Given request: How many lines in the records below contain the word "Science"? Give only the number.

··· Dataset excerpts ···

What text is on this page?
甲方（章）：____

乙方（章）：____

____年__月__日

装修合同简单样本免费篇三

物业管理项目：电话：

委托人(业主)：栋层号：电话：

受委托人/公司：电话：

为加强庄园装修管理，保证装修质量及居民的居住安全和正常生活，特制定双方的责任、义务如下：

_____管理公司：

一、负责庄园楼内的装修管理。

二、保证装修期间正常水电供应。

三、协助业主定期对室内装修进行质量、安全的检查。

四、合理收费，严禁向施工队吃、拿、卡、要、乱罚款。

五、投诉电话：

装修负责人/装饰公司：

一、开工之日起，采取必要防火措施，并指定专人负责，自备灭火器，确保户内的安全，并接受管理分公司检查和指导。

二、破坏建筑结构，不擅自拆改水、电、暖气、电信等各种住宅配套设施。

···
··· Dataset excerpts ···

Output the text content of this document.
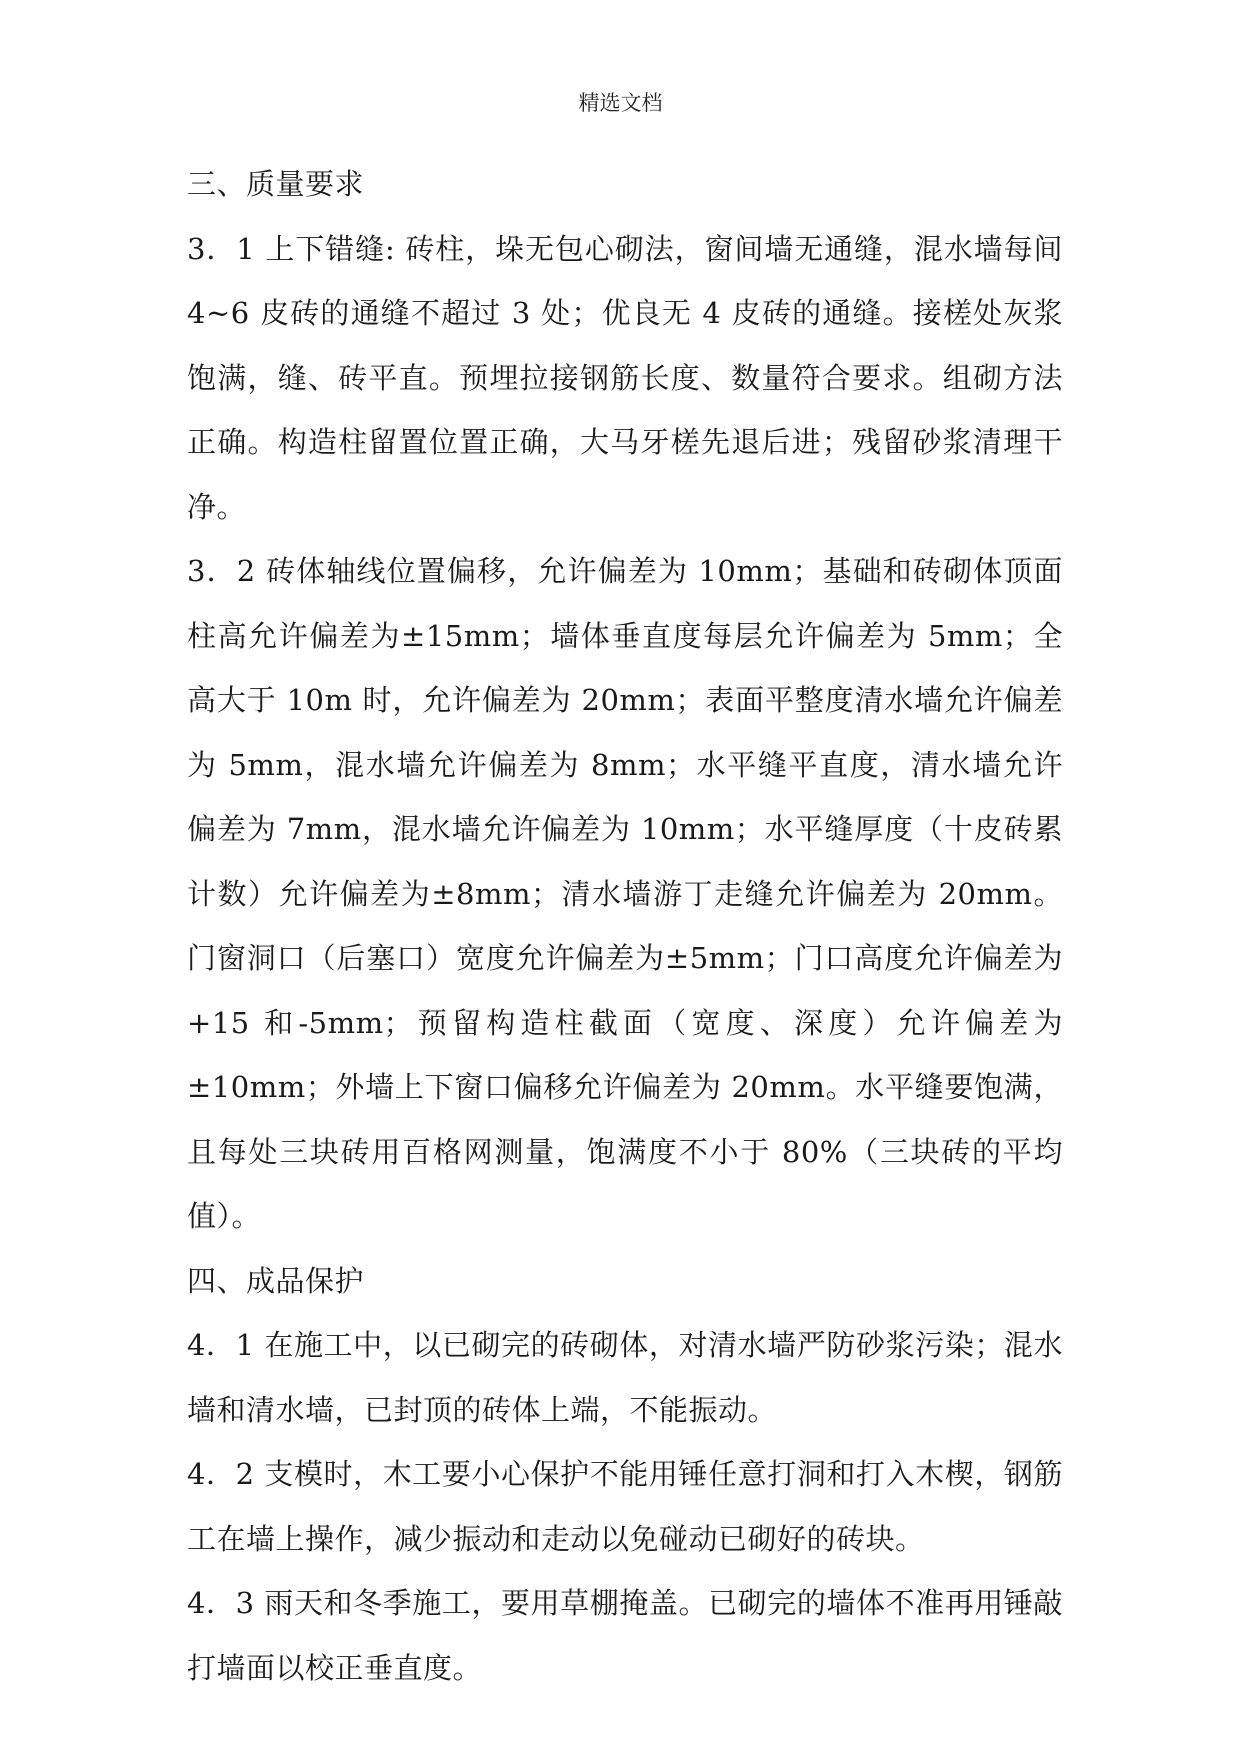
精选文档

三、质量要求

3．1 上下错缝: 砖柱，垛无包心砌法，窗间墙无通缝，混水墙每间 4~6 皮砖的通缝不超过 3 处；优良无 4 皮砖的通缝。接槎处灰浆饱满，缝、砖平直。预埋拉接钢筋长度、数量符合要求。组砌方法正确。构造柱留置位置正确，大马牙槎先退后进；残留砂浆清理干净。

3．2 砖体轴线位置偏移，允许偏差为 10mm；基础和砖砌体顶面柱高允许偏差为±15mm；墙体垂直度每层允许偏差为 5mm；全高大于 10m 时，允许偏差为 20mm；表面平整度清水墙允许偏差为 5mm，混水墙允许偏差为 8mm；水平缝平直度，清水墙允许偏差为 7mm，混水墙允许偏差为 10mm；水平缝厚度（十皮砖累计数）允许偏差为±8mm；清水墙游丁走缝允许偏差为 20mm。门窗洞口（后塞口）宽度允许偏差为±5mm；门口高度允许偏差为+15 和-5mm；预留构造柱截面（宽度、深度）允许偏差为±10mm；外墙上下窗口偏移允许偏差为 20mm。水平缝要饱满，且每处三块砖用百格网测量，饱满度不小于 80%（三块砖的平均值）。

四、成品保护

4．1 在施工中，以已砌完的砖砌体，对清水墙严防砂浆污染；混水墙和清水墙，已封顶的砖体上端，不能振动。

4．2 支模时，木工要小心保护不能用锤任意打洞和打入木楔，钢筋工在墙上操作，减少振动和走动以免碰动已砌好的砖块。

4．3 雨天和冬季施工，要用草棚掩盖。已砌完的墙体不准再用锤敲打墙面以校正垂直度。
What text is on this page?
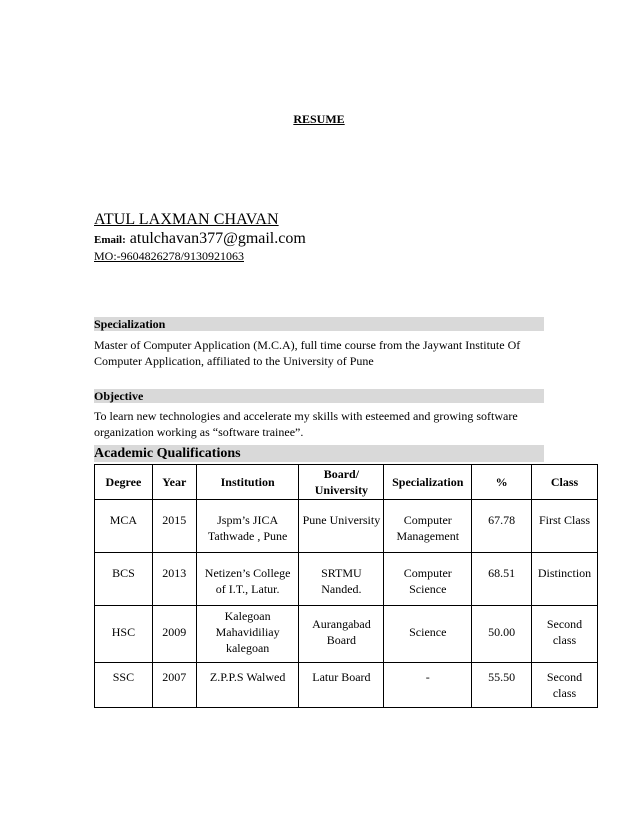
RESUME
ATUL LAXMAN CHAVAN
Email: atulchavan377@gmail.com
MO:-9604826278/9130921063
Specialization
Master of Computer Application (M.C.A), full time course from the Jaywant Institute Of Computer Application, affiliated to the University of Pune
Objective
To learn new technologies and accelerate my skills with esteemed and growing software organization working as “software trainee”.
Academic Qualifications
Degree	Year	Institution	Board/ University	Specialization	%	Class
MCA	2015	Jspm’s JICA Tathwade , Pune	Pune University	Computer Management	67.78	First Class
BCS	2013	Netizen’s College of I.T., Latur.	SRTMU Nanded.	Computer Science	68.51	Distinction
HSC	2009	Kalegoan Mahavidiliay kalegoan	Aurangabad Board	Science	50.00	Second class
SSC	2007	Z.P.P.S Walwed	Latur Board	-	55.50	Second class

···
··· Dataset excerpts ···

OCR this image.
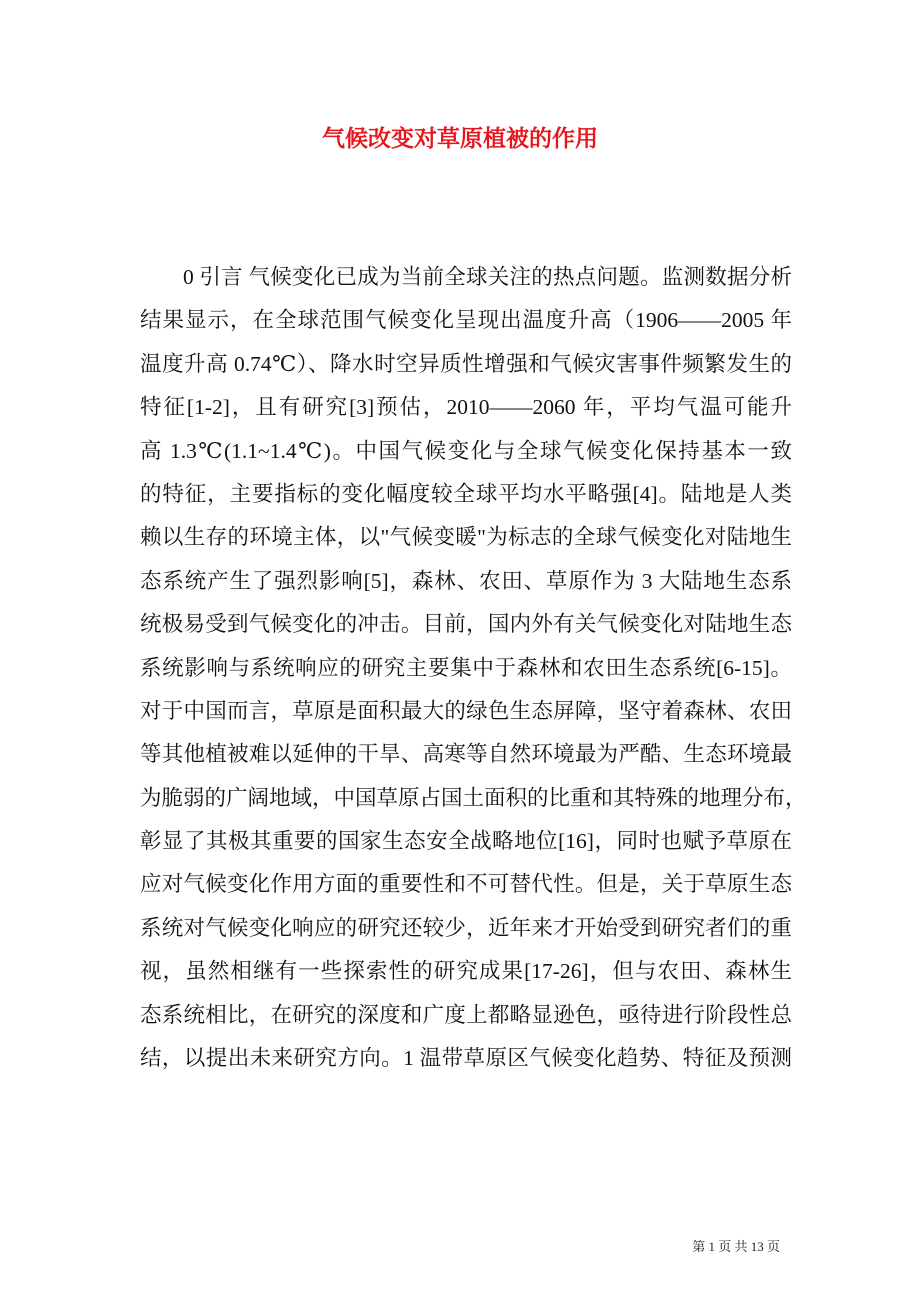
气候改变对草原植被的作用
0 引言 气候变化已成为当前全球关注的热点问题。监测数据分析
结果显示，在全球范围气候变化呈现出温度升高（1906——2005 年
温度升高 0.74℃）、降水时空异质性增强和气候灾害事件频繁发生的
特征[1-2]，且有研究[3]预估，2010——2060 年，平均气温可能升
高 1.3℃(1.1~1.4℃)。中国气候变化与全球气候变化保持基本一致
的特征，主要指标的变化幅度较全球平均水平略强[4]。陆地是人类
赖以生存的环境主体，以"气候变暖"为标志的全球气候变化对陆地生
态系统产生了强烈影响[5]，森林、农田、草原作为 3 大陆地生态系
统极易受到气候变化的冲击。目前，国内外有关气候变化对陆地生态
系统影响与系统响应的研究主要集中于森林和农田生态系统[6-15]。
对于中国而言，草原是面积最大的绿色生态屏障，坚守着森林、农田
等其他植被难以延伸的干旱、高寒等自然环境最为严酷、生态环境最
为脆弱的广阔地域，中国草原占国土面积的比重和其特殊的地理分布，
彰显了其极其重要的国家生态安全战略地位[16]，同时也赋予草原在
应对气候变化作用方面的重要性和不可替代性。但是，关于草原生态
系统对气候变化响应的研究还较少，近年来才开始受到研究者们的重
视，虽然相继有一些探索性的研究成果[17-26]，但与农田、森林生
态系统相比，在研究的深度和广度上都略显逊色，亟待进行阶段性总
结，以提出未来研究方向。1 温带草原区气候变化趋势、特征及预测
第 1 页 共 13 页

···

Answer to the problem: 2